→ **Exercise details**
Extract each line holding the word "Return" from the entries.

→ **Records from a dataset**
↓

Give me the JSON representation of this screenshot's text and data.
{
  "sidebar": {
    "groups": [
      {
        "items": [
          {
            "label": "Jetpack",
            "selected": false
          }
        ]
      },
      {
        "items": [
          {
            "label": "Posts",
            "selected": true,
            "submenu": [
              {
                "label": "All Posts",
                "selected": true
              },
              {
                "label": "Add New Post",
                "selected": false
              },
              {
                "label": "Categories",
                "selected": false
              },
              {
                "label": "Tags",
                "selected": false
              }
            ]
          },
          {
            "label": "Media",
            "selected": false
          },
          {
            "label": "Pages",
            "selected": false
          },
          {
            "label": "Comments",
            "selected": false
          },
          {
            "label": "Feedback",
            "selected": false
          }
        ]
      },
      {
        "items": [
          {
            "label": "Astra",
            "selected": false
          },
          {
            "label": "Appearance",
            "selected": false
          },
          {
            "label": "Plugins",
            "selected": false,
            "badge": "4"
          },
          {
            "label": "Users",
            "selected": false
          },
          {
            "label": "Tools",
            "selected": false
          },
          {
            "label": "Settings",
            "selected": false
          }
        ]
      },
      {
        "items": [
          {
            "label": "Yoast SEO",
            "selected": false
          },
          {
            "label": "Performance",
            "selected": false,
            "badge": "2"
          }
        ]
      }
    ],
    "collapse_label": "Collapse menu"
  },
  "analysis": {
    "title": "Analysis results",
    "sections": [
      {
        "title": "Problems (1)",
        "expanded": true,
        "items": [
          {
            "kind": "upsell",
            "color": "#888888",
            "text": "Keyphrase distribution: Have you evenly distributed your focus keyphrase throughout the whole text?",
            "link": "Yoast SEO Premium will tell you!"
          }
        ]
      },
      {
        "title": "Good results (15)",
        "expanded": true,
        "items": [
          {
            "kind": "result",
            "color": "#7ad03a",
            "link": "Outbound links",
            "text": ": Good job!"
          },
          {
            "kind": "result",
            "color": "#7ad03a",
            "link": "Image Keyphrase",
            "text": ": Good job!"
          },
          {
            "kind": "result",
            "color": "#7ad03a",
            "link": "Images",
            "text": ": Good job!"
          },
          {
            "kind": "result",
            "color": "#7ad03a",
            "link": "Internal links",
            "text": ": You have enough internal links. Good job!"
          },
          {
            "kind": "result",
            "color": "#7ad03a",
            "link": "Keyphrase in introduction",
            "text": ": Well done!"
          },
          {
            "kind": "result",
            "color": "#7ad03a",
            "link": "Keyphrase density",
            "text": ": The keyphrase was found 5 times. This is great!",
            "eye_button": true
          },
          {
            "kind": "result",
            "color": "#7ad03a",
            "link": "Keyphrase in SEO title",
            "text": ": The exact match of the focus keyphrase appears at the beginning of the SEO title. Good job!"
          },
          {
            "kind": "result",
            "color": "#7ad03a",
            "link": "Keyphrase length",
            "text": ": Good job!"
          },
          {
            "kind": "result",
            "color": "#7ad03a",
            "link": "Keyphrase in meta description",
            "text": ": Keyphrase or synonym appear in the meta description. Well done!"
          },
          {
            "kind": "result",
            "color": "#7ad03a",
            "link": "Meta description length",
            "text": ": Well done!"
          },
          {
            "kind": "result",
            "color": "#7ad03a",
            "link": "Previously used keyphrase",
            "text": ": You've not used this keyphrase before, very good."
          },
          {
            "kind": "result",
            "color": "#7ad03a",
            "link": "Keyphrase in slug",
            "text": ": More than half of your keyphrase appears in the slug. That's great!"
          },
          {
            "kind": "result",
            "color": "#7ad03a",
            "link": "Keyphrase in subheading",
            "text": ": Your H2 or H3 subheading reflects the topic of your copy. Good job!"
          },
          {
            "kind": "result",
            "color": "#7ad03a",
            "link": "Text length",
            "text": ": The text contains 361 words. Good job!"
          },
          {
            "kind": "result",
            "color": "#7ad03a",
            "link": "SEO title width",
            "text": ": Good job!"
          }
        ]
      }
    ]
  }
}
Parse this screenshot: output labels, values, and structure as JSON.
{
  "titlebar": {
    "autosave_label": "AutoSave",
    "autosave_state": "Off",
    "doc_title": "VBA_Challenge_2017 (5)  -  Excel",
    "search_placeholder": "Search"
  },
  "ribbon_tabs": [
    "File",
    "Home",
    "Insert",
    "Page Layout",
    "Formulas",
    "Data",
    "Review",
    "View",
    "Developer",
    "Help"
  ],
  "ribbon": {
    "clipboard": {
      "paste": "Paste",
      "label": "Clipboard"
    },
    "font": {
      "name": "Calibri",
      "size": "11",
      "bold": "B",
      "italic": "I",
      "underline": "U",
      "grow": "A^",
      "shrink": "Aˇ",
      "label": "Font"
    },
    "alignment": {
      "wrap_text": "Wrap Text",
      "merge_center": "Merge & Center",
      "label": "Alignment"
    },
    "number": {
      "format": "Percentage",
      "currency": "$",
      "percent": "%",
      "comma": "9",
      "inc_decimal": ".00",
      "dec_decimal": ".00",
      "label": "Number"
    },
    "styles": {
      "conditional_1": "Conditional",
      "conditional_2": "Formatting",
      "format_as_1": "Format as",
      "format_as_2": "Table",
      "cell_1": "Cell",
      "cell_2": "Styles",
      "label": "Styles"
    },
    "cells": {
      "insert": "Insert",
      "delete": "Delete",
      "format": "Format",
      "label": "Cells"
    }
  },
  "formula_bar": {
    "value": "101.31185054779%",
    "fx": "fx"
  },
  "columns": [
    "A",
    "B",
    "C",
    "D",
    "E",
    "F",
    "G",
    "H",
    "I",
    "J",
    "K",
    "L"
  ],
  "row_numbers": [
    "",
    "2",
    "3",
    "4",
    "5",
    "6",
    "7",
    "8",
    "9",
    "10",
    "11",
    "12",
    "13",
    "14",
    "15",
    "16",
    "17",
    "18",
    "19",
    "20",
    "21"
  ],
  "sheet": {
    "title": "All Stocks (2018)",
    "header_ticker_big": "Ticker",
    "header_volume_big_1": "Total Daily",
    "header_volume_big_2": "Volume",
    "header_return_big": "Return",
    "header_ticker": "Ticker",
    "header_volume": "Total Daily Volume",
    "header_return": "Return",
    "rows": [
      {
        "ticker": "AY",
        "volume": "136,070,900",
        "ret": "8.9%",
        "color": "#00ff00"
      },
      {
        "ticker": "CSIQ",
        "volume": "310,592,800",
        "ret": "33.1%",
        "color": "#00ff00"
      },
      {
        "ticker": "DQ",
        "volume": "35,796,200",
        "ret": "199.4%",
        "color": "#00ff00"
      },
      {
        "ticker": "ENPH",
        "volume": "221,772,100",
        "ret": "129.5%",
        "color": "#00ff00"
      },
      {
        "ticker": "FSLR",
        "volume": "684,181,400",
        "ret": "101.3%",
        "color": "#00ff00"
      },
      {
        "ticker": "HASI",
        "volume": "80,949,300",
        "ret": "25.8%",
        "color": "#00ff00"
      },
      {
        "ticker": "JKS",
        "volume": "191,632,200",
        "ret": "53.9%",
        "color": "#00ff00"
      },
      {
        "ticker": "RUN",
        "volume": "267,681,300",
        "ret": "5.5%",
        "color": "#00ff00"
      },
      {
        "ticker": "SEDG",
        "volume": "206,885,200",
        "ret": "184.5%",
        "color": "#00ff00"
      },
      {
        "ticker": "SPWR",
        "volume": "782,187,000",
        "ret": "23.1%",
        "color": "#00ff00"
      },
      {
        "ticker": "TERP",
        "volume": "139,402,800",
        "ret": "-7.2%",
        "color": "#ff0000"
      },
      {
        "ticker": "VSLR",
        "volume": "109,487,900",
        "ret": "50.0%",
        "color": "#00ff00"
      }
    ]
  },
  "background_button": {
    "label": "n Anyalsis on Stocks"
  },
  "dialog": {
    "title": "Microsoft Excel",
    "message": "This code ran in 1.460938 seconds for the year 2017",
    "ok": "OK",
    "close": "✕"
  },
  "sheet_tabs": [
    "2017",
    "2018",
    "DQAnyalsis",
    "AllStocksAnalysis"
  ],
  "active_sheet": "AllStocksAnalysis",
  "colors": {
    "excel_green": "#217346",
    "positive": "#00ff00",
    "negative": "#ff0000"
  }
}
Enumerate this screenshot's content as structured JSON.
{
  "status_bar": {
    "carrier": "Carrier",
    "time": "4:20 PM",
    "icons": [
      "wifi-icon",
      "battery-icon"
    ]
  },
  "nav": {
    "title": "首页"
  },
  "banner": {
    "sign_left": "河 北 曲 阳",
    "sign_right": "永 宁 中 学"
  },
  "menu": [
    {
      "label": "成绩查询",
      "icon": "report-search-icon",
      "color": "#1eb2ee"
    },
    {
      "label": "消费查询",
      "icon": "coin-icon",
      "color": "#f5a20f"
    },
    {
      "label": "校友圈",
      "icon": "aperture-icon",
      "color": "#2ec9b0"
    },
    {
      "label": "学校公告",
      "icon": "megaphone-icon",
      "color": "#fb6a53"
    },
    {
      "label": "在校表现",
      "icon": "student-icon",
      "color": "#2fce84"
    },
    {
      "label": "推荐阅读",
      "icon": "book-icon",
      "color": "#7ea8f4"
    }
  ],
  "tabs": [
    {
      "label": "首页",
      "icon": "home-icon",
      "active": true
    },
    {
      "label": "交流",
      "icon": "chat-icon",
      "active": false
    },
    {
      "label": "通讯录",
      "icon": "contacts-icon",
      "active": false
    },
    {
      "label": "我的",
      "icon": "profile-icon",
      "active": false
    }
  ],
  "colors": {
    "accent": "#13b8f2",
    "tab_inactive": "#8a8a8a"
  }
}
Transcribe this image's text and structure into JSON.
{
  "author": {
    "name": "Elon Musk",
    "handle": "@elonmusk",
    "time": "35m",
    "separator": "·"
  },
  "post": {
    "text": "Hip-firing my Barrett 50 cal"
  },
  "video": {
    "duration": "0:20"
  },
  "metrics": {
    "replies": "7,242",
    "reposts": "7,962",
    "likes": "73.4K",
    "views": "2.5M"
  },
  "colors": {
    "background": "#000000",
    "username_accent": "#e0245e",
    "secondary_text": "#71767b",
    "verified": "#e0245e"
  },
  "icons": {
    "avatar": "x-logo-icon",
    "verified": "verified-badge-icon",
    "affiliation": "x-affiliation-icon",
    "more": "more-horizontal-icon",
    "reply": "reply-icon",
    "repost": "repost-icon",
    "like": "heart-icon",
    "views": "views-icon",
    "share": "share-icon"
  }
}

↑

→ **Correct response**
    "header_return_big": "Return",
    "header_return": "Return",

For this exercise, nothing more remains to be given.